(Records from a data collection)
::::

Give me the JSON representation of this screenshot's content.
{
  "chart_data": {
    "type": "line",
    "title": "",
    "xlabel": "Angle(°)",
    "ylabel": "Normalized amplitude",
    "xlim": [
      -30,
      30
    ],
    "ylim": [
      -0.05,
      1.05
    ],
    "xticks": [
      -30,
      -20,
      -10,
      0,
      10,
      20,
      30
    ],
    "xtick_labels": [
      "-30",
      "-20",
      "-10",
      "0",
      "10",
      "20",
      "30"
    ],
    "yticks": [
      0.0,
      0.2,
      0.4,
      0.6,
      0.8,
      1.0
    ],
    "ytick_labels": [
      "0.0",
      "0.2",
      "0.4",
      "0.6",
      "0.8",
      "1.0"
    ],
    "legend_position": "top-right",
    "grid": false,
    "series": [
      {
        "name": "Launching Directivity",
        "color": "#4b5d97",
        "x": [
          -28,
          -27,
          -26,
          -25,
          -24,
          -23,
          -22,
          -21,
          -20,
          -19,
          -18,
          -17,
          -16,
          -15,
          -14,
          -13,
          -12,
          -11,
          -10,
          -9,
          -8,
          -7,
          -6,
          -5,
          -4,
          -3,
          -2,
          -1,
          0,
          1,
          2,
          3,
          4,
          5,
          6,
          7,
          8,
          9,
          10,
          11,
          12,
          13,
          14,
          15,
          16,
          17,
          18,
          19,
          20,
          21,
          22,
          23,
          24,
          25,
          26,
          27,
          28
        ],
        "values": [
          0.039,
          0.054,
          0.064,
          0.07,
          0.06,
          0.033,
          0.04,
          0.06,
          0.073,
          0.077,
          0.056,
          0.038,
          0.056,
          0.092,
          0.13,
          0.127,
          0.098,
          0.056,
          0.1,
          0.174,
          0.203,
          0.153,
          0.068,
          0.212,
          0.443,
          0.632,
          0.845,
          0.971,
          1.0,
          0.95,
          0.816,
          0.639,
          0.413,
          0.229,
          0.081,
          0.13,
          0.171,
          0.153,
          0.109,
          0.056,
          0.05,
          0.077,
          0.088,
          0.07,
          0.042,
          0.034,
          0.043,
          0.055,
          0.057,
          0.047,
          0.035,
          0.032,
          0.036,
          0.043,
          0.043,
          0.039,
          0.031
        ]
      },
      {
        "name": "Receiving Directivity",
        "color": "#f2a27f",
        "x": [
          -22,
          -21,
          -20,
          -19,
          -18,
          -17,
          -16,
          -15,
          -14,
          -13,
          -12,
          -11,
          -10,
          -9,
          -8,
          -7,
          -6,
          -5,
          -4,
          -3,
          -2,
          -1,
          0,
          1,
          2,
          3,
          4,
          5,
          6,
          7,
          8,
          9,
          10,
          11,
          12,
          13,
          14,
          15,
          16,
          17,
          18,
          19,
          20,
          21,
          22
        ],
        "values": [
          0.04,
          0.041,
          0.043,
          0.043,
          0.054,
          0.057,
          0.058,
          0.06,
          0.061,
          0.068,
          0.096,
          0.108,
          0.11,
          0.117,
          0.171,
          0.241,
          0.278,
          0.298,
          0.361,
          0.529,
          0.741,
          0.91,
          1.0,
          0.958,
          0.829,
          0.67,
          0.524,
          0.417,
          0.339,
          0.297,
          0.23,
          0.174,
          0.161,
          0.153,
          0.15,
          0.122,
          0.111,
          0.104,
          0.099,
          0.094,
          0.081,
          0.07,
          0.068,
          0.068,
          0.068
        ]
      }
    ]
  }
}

::::

Description of the task
Return only those lines of the records that contain the string "name".

Result
        "name": "Launching Directivity",
        "name": "Receiving Directivity",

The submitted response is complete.